> _Task objective_
Word for word, copy all the data and drop the pictures.

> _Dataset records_
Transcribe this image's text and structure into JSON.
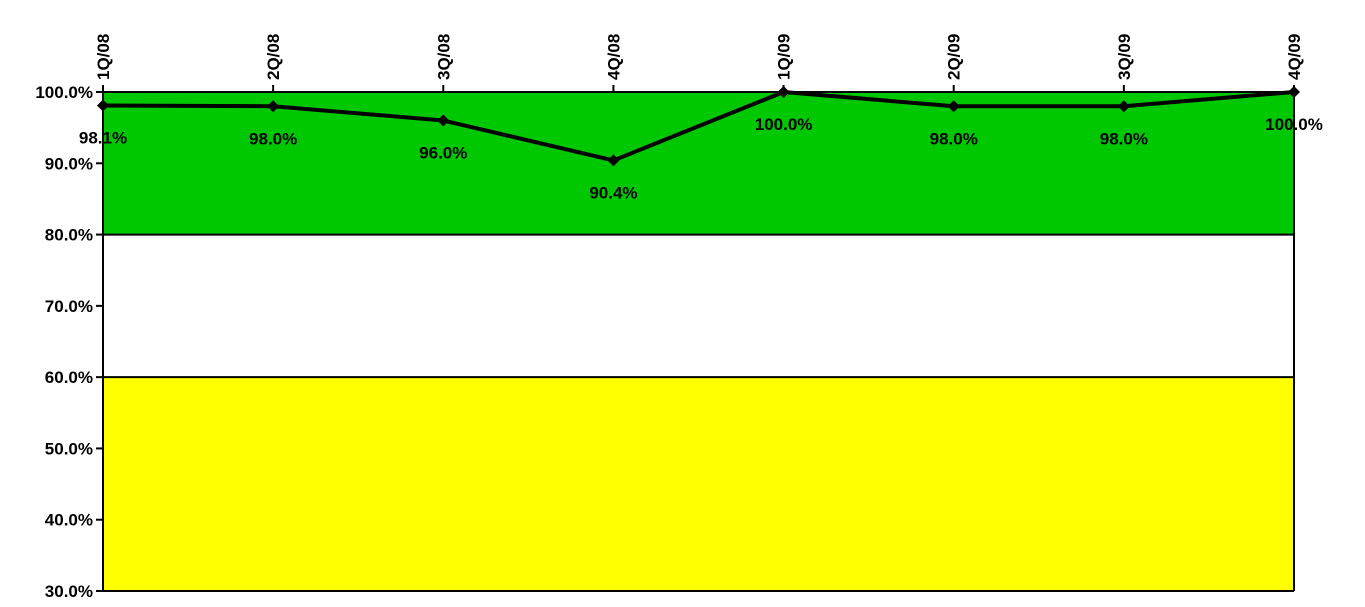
{
  "chart_data": {
    "type": "line",
    "title": "",
    "xlabel": "",
    "ylabel": "",
    "categories": [
      "1Q/08",
      "2Q/08",
      "3Q/08",
      "4Q/08",
      "1Q/09",
      "2Q/09",
      "3Q/09",
      "4Q/09"
    ],
    "series": [
      {
        "values": [
          98.1,
          98.0,
          96.0,
          90.4,
          100.0,
          98.0,
          98.0,
          100.0
        ],
        "labels": [
          "98.1%",
          "98.0%",
          "96.0%",
          "90.4%",
          "100.0%",
          "98.0%",
          "98.0%",
          "100.0%"
        ],
        "color": "#000000",
        "marker": "diamond"
      }
    ],
    "ylim": [
      30,
      100
    ],
    "y_ticks": [
      30,
      40,
      50,
      60,
      70,
      80,
      90,
      100
    ],
    "y_tick_labels": [
      "30.0%",
      "40.0%",
      "50.0%",
      "60.0%",
      "70.0%",
      "80.0%",
      "90.0%",
      "100.0%"
    ],
    "bands": [
      {
        "from": 80,
        "to": 100,
        "color": "#00c800"
      },
      {
        "from": 60,
        "to": 80,
        "color": "#ffffff"
      },
      {
        "from": 30,
        "to": 60,
        "color": "#ffff00"
      }
    ],
    "x_axis_position": "top",
    "x_tick_rotation": "vertical",
    "grid": false,
    "legend": "none"
  }
}
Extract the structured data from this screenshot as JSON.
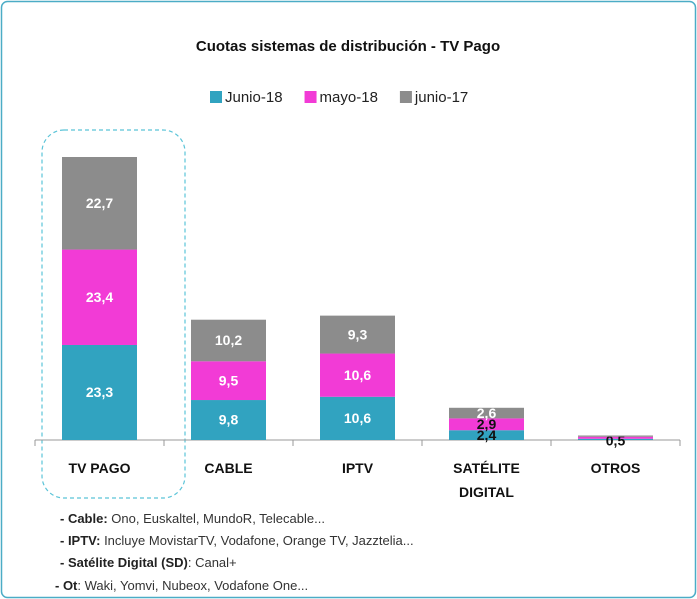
{
  "chart_data": {
    "type": "bar",
    "stacked": true,
    "title": "Cuotas sistemas de distribución - TV Pago",
    "categories": [
      "TV PAGO",
      "CABLE",
      "IPTV",
      "SATÉLITE DIGITAL",
      "OTROS"
    ],
    "series": [
      {
        "name": "Junio-18",
        "color": "#31a3c0",
        "values": [
          23.3,
          9.8,
          10.6,
          2.4,
          0.3
        ],
        "value_labels": [
          "23,3",
          "9,8",
          "10,6",
          "2,4",
          null
        ]
      },
      {
        "name": "mayo-18",
        "color": "#f23bd6",
        "values": [
          23.4,
          9.5,
          10.6,
          2.9,
          0.5
        ],
        "value_labels": [
          "23,4",
          "9,5",
          "10,6",
          "2,9",
          "0,5"
        ]
      },
      {
        "name": "junio-17",
        "color": "#8c8c8c",
        "values": [
          22.7,
          10.2,
          9.3,
          2.6,
          0.3
        ],
        "value_labels": [
          "22,7",
          "10,2",
          "9,3",
          "2,6",
          null
        ]
      }
    ],
    "ylim": [
      0,
      70
    ],
    "legend": "top"
  },
  "notes": [
    {
      "label": "- Cable:",
      "text": " Ono, Euskaltel, MundoR, Telecable..."
    },
    {
      "label": "- IPTV:",
      "text": " Incluye MovistarTV, Vodafone, Orange TV, Jazztelia..."
    },
    {
      "label": "- Satélite Digital (SD)",
      "text": ": Canal+"
    },
    {
      "label": "- Ot",
      "text": ": Waki, Yomvi, Nubeox, Vodafone One..."
    }
  ]
}
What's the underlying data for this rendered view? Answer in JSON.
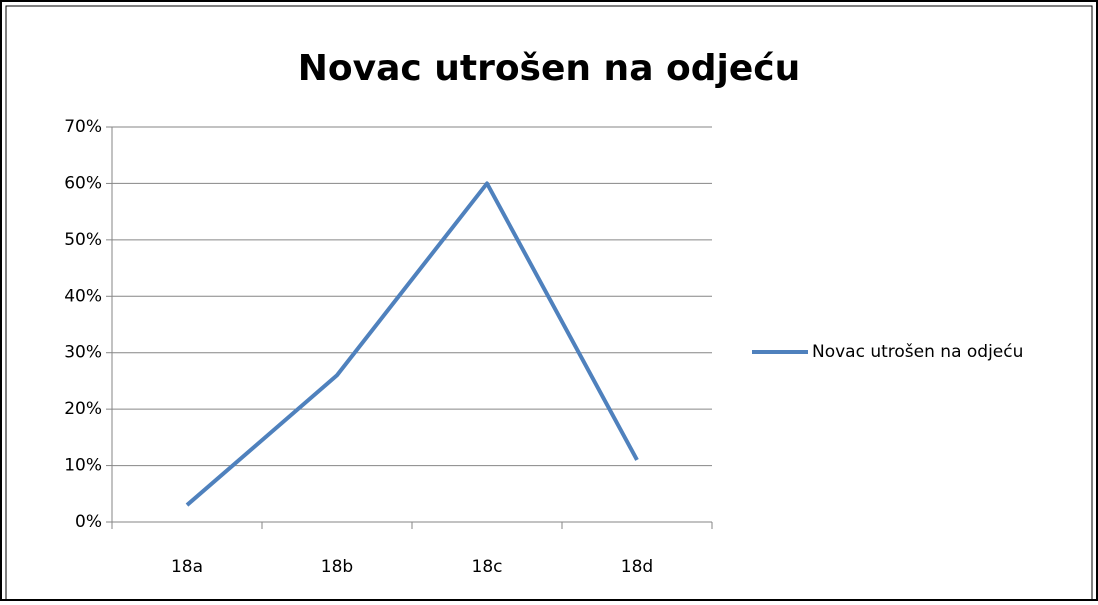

> _Reply to the exercise_
Transcribe this image's text and structure into JSON.
{
  "chart_data": {
    "type": "line",
    "title": "",
    "xlabel": "",
    "ylabel": "",
    "categories": [
      "1Q/08",
      "2Q/08",
      "3Q/08",
      "4Q/08",
      "1Q/09",
      "2Q/09",
      "3Q/09",
      "4Q/09"
    ],
    "series": [
      {
        "values": [
          98.1,
          98.0,
          96.0,
          90.4,
          100.0,
          98.0,
          98.0,
          100.0
        ],
        "labels": [
          "98.1%",
          "98.0%",
          "96.0%",
          "90.4%",
          "100.0%",
          "98.0%",
          "98.0%",
          "100.0%"
        ],
        "color": "#000000",
        "marker": "diamond"
      }
    ],
    "ylim": [
      30,
      100
    ],
    "y_ticks": [
      30,
      40,
      50,
      60,
      70,
      80,
      90,
      100
    ],
    "y_tick_labels": [
      "30.0%",
      "40.0%",
      "50.0%",
      "60.0%",
      "70.0%",
      "80.0%",
      "90.0%",
      "100.0%"
    ],
    "bands": [
      {
        "from": 80,
        "to": 100,
        "color": "#00c800"
      },
      {
        "from": 60,
        "to": 80,
        "color": "#ffffff"
      },
      {
        "from": 30,
        "to": 60,
        "color": "#ffff00"
      }
    ],
    "x_axis_position": "top",
    "x_tick_rotation": "vertical",
    "grid": false,
    "legend": "none"
  }
}
Extract the structured data from this screenshot as JSON.
{
  "chart_data": {
    "type": "bar",
    "stacked": true,
    "title": "Cuotas sistemas de distribución - TV Pago",
    "categories": [
      "TV PAGO",
      "CABLE",
      "IPTV",
      "SATÉLITE DIGITAL",
      "OTROS"
    ],
    "series": [
      {
        "name": "Junio-18",
        "color": "#31a3c0",
        "values": [
          23.3,
          9.8,
          10.6,
          2.4,
          0.3
        ],
        "value_labels": [
          "23,3",
          "9,8",
          "10,6",
          "2,4",
          null
        ]
      },
      {
        "name": "mayo-18",
        "color": "#f23bd6",
        "values": [
          23.4,
          9.5,
          10.6,
          2.9,
          0.5
        ],
        "value_labels": [
          "23,4",
          "9,5",
          "10,6",
          "2,9",
          "0,5"
        ]
      },
      {
        "name": "junio-17",
        "color": "#8c8c8c",
        "values": [
          22.7,
          10.2,
          9.3,
          2.6,
          0.3
        ],
        "value_labels": [
          "22,7",
          "10,2",
          "9,3",
          "2,6",
          null
        ]
      }
    ],
    "ylim": [
      0,
      70
    ],
    "legend": "top"
  },
  "notes": [
    {
      "label": "- Cable:",
      "text": " Ono, Euskaltel, MundoR, Telecable..."
    },
    {
      "label": "- IPTV:",
      "text": " Incluye MovistarTV, Vodafone, Orange TV, Jazztelia..."
    },
    {
      "label": "- Satélite Digital (SD)",
      "text": ": Canal+"
    },
    {
      "label": "- Ot",
      "text": ": Waki, Yomvi, Nubeox, Vodafone One..."
    }
  ]
}
What's the underlying data for this rendered view? Answer in JSON.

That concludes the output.